# Written instruction
Retype the records below exactly as they appear, but leave out any pictures.

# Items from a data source

● ● ● ● ●

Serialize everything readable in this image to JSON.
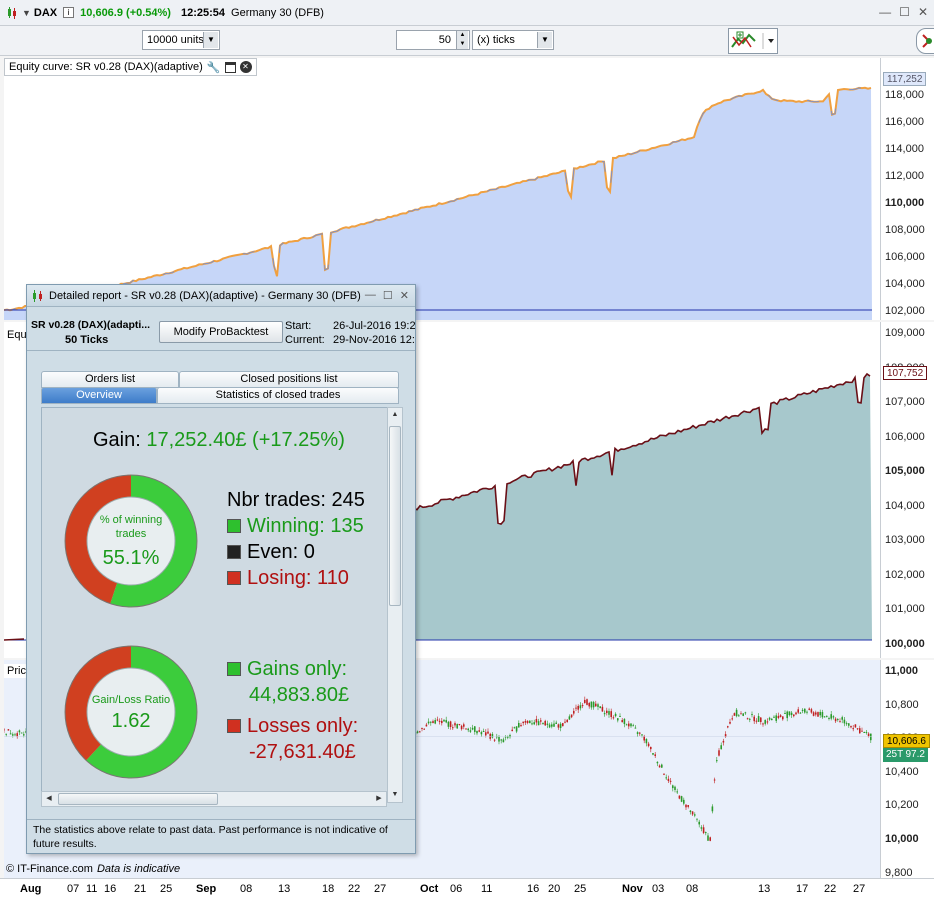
{
  "titlebar": {
    "symbol": "DAX",
    "price": "10,606.9 (+0.54%)",
    "time": "12:25:54",
    "instrument": "Germany 30 (DFB)"
  },
  "toolbar": {
    "units": "10000 units",
    "ticks_count": "50",
    "ticks_unit": "(x) ticks"
  },
  "panels": {
    "equity": {
      "label": "Equity curve: SR v0.28 (DAX)(adaptive)",
      "axis_ticks": [
        "118,000",
        "116,000",
        "114,000",
        "112,000",
        "110,000",
        "108,000",
        "106,000",
        "104,000",
        "102,000",
        "100,000"
      ],
      "current_label": "117,252"
    },
    "second": {
      "label": "Equi",
      "axis_ticks": [
        "109,000",
        "108,000",
        "107,000",
        "106,000",
        "105,000",
        "104,000",
        "103,000",
        "102,000",
        "101,000",
        "100,000"
      ],
      "current_label": "107,752"
    },
    "price": {
      "label": "Pric",
      "axis_ticks": [
        "11,000",
        "10,800",
        "10,600",
        "10,400",
        "10,200",
        "10,000",
        "9,800"
      ],
      "current_label": "10,606.6",
      "sub_label": "10,597.2",
      "ticks_label": "25T"
    }
  },
  "dates": [
    {
      "t": "Aug",
      "m": true
    },
    {
      "t": "07",
      "m": false
    },
    {
      "t": "11",
      "m": false
    },
    {
      "t": "16",
      "m": false
    },
    {
      "t": "21",
      "m": false
    },
    {
      "t": "25",
      "m": false
    },
    {
      "t": "Sep",
      "m": true
    },
    {
      "t": "08",
      "m": false
    },
    {
      "t": "13",
      "m": false
    },
    {
      "t": "18",
      "m": false
    },
    {
      "t": "22",
      "m": false
    },
    {
      "t": "27",
      "m": false
    },
    {
      "t": "Oct",
      "m": true
    },
    {
      "t": "06",
      "m": false
    },
    {
      "t": "11",
      "m": false
    },
    {
      "t": "16",
      "m": false
    },
    {
      "t": "20",
      "m": false
    },
    {
      "t": "25",
      "m": false
    },
    {
      "t": "Nov",
      "m": true
    },
    {
      "t": "03",
      "m": false
    },
    {
      "t": "08",
      "m": false
    },
    {
      "t": "13",
      "m": false
    },
    {
      "t": "17",
      "m": false
    },
    {
      "t": "22",
      "m": false
    },
    {
      "t": "27",
      "m": false
    }
  ],
  "footer": {
    "copyright": "© IT-Finance.com",
    "note": "Data is indicative"
  },
  "report": {
    "title": "Detailed report - SR v0.28 (DAX)(adaptive) - Germany 30 (DFB)",
    "strategy": "SR v0.28 (DAX)(adapti...",
    "ticks": "50 Ticks",
    "modify_button": "Modify ProBacktest",
    "start_label": "Start:",
    "start_value": "26-Jul-2016 19:2",
    "current_label": "Current:",
    "current_value": "29-Nov-2016 12:2",
    "tabs": {
      "orders": "Orders list",
      "closed_positions": "Closed positions list",
      "overview": "Overview",
      "statistics": "Statistics of closed trades"
    },
    "gain_label": "Gain:",
    "gain_value": "17,252.40£ (+17.25%)",
    "nbr_trades": "Nbr trades: 245",
    "winning": "Winning: 135",
    "even": "Even: 0",
    "losing": "Losing: 110",
    "win_donut": {
      "label": "% of winning trades",
      "value": "55.1%",
      "fraction": 0.551
    },
    "ratio_donut": {
      "label": "Gain/Loss Ratio",
      "value": "1.62",
      "fraction": 0.619
    },
    "gains_only_label": "Gains only:",
    "gains_only_value": "44,883.80£",
    "losses_only_label": "Losses only:",
    "losses_only_value": "-27,631.40£",
    "disclaimer": "The statistics above relate to past data. Past performance is not indicative of future results."
  },
  "colors": {
    "green": "#1a9a1a",
    "red": "#b01010",
    "equity_fill": "#c6d6f8",
    "equity_line": "#f0a040",
    "second_fill": "#a7c8cc",
    "second_line": "#6a0f16"
  }
}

● ● ● ● ●

# The response
Serialize everything readable in this image to JSON.
{
  "titlebar": {
    "symbol": "DAX",
    "price": "10,606.9 (+0.54%)",
    "time": "12:25:54",
    "instrument": "Germany 30 (DFB)"
  },
  "toolbar": {
    "units": "10000 units",
    "ticks_count": "50",
    "ticks_unit": "(x) ticks"
  },
  "panels": {
    "equity": {
      "label": "Equity curve: SR v0.28 (DAX)(adaptive)",
      "axis_ticks": [
        "118,000",
        "116,000",
        "114,000",
        "112,000",
        "110,000",
        "108,000",
        "106,000",
        "104,000",
        "102,000",
        "100,000"
      ],
      "current_label": "117,252"
    },
    "second": {
      "label": "Equi",
      "axis_ticks": [
        "109,000",
        "108,000",
        "107,000",
        "106,000",
        "105,000",
        "104,000",
        "103,000",
        "102,000",
        "101,000",
        "100,000"
      ],
      "current_label": "107,752"
    },
    "price": {
      "label": "Pric",
      "axis_ticks": [
        "11,000",
        "10,800",
        "10,600",
        "10,400",
        "10,200",
        "10,000",
        "9,800"
      ],
      "current_label": "10,606.6",
      "sub_label": "10,597.2",
      "ticks_label": "25T"
    }
  },
  "dates": [
    {
      "t": "Aug",
      "m": true
    },
    {
      "t": "07",
      "m": false
    },
    {
      "t": "11",
      "m": false
    },
    {
      "t": "16",
      "m": false
    },
    {
      "t": "21",
      "m": false
    },
    {
      "t": "25",
      "m": false
    },
    {
      "t": "Sep",
      "m": true
    },
    {
      "t": "08",
      "m": false
    },
    {
      "t": "13",
      "m": false
    },
    {
      "t": "18",
      "m": false
    },
    {
      "t": "22",
      "m": false
    },
    {
      "t": "27",
      "m": false
    },
    {
      "t": "Oct",
      "m": true
    },
    {
      "t": "06",
      "m": false
    },
    {
      "t": "11",
      "m": false
    },
    {
      "t": "16",
      "m": false
    },
    {
      "t": "20",
      "m": false
    },
    {
      "t": "25",
      "m": false
    },
    {
      "t": "Nov",
      "m": true
    },
    {
      "t": "03",
      "m": false
    },
    {
      "t": "08",
      "m": false
    },
    {
      "t": "13",
      "m": false
    },
    {
      "t": "17",
      "m": false
    },
    {
      "t": "22",
      "m": false
    },
    {
      "t": "27",
      "m": false
    }
  ],
  "footer": {
    "copyright": "© IT-Finance.com",
    "note": "Data is indicative"
  },
  "report": {
    "title": "Detailed report - SR v0.28 (DAX)(adaptive) - Germany 30 (DFB)",
    "strategy": "SR v0.28 (DAX)(adapti...",
    "ticks": "50 Ticks",
    "modify_button": "Modify ProBacktest",
    "start_label": "Start:",
    "start_value": "26-Jul-2016 19:2",
    "current_label": "Current:",
    "current_value": "29-Nov-2016 12:2",
    "tabs": {
      "orders": "Orders list",
      "closed_positions": "Closed positions list",
      "overview": "Overview",
      "statistics": "Statistics of closed trades"
    },
    "gain_label": "Gain:",
    "gain_value": "17,252.40£ (+17.25%)",
    "nbr_trades": "Nbr trades: 245",
    "winning": "Winning: 135",
    "even": "Even: 0",
    "losing": "Losing: 110",
    "win_donut": {
      "label": "% of winning trades",
      "value": "55.1%",
      "fraction": 0.551
    },
    "ratio_donut": {
      "label": "Gain/Loss Ratio",
      "value": "1.62",
      "fraction": 0.619
    },
    "gains_only_label": "Gains only:",
    "gains_only_value": "44,883.80£",
    "losses_only_label": "Losses only:",
    "losses_only_value": "-27,631.40£",
    "disclaimer": "The statistics above relate to past data. Past performance is not indicative of future results."
  },
  "colors": {
    "green": "#1a9a1a",
    "red": "#b01010",
    "equity_fill": "#c6d6f8",
    "equity_line": "#f0a040",
    "second_fill": "#a7c8cc",
    "second_line": "#6a0f16"
  }
}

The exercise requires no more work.